# Start of Provided information

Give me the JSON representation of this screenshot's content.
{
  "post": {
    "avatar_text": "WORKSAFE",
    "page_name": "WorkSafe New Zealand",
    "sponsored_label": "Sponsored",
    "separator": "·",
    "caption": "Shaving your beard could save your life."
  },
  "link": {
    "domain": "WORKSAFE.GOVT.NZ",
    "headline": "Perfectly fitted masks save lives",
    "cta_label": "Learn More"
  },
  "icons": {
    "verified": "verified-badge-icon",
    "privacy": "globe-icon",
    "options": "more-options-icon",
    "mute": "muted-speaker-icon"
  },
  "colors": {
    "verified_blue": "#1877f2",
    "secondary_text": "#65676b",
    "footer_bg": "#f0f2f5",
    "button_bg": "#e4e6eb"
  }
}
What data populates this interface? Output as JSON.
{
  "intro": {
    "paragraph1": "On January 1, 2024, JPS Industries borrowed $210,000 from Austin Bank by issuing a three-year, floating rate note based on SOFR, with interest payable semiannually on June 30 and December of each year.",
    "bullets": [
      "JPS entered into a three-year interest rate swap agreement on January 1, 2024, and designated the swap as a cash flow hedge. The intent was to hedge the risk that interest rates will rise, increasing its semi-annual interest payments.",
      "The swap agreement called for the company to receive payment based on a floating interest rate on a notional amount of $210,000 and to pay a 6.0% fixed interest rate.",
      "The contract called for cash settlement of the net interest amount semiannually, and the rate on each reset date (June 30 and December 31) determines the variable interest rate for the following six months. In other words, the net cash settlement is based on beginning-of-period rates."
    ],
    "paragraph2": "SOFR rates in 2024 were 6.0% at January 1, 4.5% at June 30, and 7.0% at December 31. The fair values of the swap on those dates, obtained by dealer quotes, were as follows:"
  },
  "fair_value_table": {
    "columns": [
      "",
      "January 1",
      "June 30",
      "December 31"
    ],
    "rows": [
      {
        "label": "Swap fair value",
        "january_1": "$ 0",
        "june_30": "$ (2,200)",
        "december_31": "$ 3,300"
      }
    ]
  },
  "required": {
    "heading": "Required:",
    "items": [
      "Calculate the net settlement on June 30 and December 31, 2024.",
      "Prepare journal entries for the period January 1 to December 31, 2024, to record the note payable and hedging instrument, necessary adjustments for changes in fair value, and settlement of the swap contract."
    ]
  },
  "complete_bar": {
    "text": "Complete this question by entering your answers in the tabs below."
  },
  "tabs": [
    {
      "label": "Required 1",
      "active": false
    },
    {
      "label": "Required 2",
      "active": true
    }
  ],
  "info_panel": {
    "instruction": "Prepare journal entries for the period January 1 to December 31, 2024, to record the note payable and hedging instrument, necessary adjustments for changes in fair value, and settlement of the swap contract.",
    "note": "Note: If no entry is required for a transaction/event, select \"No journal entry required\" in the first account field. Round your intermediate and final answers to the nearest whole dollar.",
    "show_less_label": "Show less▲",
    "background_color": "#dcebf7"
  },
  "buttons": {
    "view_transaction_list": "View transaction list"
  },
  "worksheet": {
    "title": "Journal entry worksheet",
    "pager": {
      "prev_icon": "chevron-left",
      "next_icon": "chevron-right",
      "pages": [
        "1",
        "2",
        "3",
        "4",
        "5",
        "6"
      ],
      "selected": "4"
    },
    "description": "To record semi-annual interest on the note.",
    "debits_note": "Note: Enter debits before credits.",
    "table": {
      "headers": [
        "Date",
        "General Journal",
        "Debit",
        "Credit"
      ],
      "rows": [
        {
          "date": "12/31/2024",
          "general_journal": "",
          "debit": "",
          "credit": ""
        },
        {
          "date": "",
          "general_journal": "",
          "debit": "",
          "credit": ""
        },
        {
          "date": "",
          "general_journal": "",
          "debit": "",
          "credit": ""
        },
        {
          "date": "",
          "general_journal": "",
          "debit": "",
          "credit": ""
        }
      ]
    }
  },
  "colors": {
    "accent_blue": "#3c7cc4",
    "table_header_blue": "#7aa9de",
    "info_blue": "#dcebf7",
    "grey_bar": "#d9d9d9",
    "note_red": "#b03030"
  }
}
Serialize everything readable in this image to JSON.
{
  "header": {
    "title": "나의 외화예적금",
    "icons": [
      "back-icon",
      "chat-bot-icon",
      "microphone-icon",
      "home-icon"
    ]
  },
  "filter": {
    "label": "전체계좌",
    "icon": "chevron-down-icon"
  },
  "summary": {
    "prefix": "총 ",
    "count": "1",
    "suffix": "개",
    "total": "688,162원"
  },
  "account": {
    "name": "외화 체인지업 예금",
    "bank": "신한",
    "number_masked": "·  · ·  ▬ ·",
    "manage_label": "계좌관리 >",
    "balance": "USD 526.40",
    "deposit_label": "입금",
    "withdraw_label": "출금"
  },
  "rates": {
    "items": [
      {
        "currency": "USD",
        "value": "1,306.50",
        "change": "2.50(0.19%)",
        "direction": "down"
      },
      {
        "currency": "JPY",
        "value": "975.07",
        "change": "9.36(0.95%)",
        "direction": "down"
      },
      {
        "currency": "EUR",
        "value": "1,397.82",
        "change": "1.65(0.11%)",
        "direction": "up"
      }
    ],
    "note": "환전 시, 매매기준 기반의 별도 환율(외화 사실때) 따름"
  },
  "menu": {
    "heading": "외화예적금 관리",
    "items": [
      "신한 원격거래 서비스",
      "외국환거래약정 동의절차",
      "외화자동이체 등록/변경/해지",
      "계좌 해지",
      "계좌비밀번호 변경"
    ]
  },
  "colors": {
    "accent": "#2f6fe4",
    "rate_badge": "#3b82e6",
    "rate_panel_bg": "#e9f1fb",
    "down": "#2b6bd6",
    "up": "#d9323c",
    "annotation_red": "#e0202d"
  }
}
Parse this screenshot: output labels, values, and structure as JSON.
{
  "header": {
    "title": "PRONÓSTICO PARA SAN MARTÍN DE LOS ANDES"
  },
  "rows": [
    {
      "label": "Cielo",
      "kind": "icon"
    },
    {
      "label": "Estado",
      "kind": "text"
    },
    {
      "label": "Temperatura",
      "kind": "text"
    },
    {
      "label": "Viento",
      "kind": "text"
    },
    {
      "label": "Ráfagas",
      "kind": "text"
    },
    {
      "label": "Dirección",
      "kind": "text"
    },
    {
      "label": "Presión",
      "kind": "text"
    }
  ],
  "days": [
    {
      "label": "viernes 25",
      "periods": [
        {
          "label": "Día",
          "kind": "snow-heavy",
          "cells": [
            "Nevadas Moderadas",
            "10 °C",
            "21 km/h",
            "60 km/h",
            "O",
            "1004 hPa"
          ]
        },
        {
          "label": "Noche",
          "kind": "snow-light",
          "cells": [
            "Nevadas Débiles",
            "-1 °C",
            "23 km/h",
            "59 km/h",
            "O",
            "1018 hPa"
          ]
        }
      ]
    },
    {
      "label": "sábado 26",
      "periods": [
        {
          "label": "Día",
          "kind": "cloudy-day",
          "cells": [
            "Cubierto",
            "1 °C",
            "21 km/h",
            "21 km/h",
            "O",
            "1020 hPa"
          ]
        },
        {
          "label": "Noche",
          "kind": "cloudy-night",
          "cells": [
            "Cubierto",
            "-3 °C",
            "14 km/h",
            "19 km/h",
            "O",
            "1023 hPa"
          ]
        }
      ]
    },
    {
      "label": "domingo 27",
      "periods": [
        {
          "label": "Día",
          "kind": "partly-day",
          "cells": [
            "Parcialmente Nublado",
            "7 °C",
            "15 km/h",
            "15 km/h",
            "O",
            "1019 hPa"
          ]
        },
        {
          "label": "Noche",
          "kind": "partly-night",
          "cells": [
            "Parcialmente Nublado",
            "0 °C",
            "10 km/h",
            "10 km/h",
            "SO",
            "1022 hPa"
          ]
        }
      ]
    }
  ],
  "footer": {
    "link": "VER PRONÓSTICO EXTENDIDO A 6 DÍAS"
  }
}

# End of Provided information

• [Exercise task]: Nothing may be left out: return each entry exactly as it reads.

• [Written response]:
Give me the JSON representation of this screenshot's content.
{
  "post": {
    "avatar_text": "WORKSAFE",
    "page_name": "WorkSafe New Zealand",
    "sponsored_label": "Sponsored",
    "separator": "·",
    "caption": "Shaving your beard could save your life."
  },
  "link": {
    "domain": "WORKSAFE.GOVT.NZ",
    "headline": "Perfectly fitted masks save lives",
    "cta_label": "Learn More"
  },
  "icons": {
    "verified": "verified-badge-icon",
    "privacy": "globe-icon",
    "options": "more-options-icon",
    "mute": "muted-speaker-icon"
  },
  "colors": {
    "verified_blue": "#1877f2",
    "secondary_text": "#65676b",
    "footer_bg": "#f0f2f5",
    "button_bg": "#e4e6eb"
  }
}
What data populates this interface? Output as JSON.
{
  "intro": {
    "paragraph1": "On January 1, 2024, JPS Industries borrowed $210,000 from Austin Bank by issuing a three-year, floating rate note based on SOFR, with interest payable semiannually on June 30 and December of each year.",
    "bullets": [
      "JPS entered into a three-year interest rate swap agreement on January 1, 2024, and designated the swap as a cash flow hedge. The intent was to hedge the risk that interest rates will rise, increasing its semi-annual interest payments.",
      "The swap agreement called for the company to receive payment based on a floating interest rate on a notional amount of $210,000 and to pay a 6.0% fixed interest rate.",
      "The contract called for cash settlement of the net interest amount semiannually, and the rate on each reset date (June 30 and December 31) determines the variable interest rate for the following six months. In other words, the net cash settlement is based on beginning-of-period rates."
    ],
    "paragraph2": "SOFR rates in 2024 were 6.0% at January 1, 4.5% at June 30, and 7.0% at December 31. The fair values of the swap on those dates, obtained by dealer quotes, were as follows:"
  },
  "fair_value_table": {
    "columns": [
      "",
      "January 1",
      "June 30",
      "December 31"
    ],
    "rows": [
      {
        "label": "Swap fair value",
        "january_1": "$ 0",
        "june_30": "$ (2,200)",
        "december_31": "$ 3,300"
      }
    ]
  },
  "required": {
    "heading": "Required:",
    "items": [
      "Calculate the net settlement on June 30 and December 31, 2024.",
      "Prepare journal entries for the period January 1 to December 31, 2024, to record the note payable and hedging instrument, necessary adjustments for changes in fair value, and settlement of the swap contract."
    ]
  },
  "complete_bar": {
    "text": "Complete this question by entering your answers in the tabs below."
  },
  "tabs": [
    {
      "label": "Required 1",
      "active": false
    },
    {
      "label": "Required 2",
      "active": true
    }
  ],
  "info_panel": {
    "instruction": "Prepare journal entries for the period January 1 to December 31, 2024, to record the note payable and hedging instrument, necessary adjustments for changes in fair value, and settlement of the swap contract.",
    "note": "Note: If no entry is required for a transaction/event, select \"No journal entry required\" in the first account field. Round your intermediate and final answers to the nearest whole dollar.",
    "show_less_label": "Show less▲",
    "background_color": "#dcebf7"
  },
  "buttons": {
    "view_transaction_list": "View transaction list"
  },
  "worksheet": {
    "title": "Journal entry worksheet",
    "pager": {
      "prev_icon": "chevron-left",
      "next_icon": "chevron-right",
      "pages": [
        "1",
        "2",
        "3",
        "4",
        "5",
        "6"
      ],
      "selected": "4"
    },
    "description": "To record semi-annual interest on the note.",
    "debits_note": "Note: Enter debits before credits.",
    "table": {
      "headers": [
        "Date",
        "General Journal",
        "Debit",
        "Credit"
      ],
      "rows": [
        {
          "date": "12/31/2024",
          "general_journal": "",
          "debit": "",
          "credit": ""
        },
        {
          "date": "",
          "general_journal": "",
          "debit": "",
          "credit": ""
        },
        {
          "date": "",
          "general_journal": "",
          "debit": "",
          "credit": ""
        },
        {
          "date": "",
          "general_journal": "",
          "debit": "",
          "credit": ""
        }
      ]
    }
  },
  "colors": {
    "accent_blue": "#3c7cc4",
    "table_header_blue": "#7aa9de",
    "info_blue": "#dcebf7",
    "grey_bar": "#d9d9d9",
    "note_red": "#b03030"
  }
}
Serialize everything readable in this image to JSON.
{
  "header": {
    "title": "나의 외화예적금",
    "icons": [
      "back-icon",
      "chat-bot-icon",
      "microphone-icon",
      "home-icon"
    ]
  },
  "filter": {
    "label": "전체계좌",
    "icon": "chevron-down-icon"
  },
  "summary": {
    "prefix": "총 ",
    "count": "1",
    "suffix": "개",
    "total": "688,162원"
  },
  "account": {
    "name": "외화 체인지업 예금",
    "bank": "신한",
    "number_masked": "·  · ·  ▬ ·",
    "manage_label": "계좌관리 >",
    "balance": "USD 526.40",
    "deposit_label": "입금",
    "withdraw_label": "출금"
  },
  "rates": {
    "items": [
      {
        "currency": "USD",
        "value": "1,306.50",
        "change": "2.50(0.19%)",
        "direction": "down"
      },
      {
        "currency": "JPY",
        "value": "975.07",
        "change": "9.36(0.95%)",
        "direction": "down"
      },
      {
        "currency": "EUR",
        "value": "1,397.82",
        "change": "1.65(0.11%)",
        "direction": "up"
      }
    ],
    "note": "환전 시, 매매기준 기반의 별도 환율(외화 사실때) 따름"
  },
  "menu": {
    "heading": "외화예적금 관리",
    "items": [
      "신한 원격거래 서비스",
      "외국환거래약정 동의절차",
      "외화자동이체 등록/변경/해지",
      "계좌 해지",
      "계좌비밀번호 변경"
    ]
  },
  "colors": {
    "accent": "#2f6fe4",
    "rate_badge": "#3b82e6",
    "rate_panel_bg": "#e9f1fb",
    "down": "#2b6bd6",
    "up": "#d9323c",
    "annotation_red": "#e0202d"
  }
}
Parse this screenshot: output labels, values, and structure as JSON.
{
  "header": {
    "title": "PRONÓSTICO PARA SAN MARTÍN DE LOS ANDES"
  },
  "rows": [
    {
      "label": "Cielo",
      "kind": "icon"
    },
    {
      "label": "Estado",
      "kind": "text"
    },
    {
      "label": "Temperatura",
      "kind": "text"
    },
    {
      "label": "Viento",
      "kind": "text"
    },
    {
      "label": "Ráfagas",
      "kind": "text"
    },
    {
      "label": "Dirección",
      "kind": "text"
    },
    {
      "label": "Presión",
      "kind": "text"
    }
  ],
  "days": [
    {
      "label": "viernes 25",
      "periods": [
        {
          "label": "Día",
          "kind": "snow-heavy",
          "cells": [
            "Nevadas Moderadas",
            "10 °C",
            "21 km/h",
            "60 km/h",
            "O",
            "1004 hPa"
          ]
        },
        {
          "label": "Noche",
          "kind": "snow-light",
          "cells": [
            "Nevadas Débiles",
            "-1 °C",
            "23 km/h",
            "59 km/h",
            "O",
            "1018 hPa"
          ]
        }
      ]
    },
    {
      "label": "sábado 26",
      "periods": [
        {
          "label": "Día",
          "kind": "cloudy-day",
          "cells": [
            "Cubierto",
            "1 °C",
            "21 km/h",
            "21 km/h",
            "O",
            "1020 hPa"
          ]
        },
        {
          "label": "Noche",
          "kind": "cloudy-night",
          "cells": [
            "Cubierto",
            "-3 °C",
            "14 km/h",
            "19 km/h",
            "O",
            "1023 hPa"
          ]
        }
      ]
    },
    {
      "label": "domingo 27",
      "periods": [
        {
          "label": "Día",
          "kind": "partly-day",
          "cells": [
            "Parcialmente Nublado",
            "7 °C",
            "15 km/h",
            "15 km/h",
            "O",
            "1019 hPa"
          ]
        },
        {
          "label": "Noche",
          "kind": "partly-night",
          "cells": [
            "Parcialmente Nublado",
            "0 °C",
            "10 km/h",
            "10 km/h",
            "SO",
            "1022 hPa"
          ]
        }
      ]
    }
  ],
  "footer": {
    "link": "VER PRONÓSTICO EXTENDIDO A 6 DÍAS"
  }
}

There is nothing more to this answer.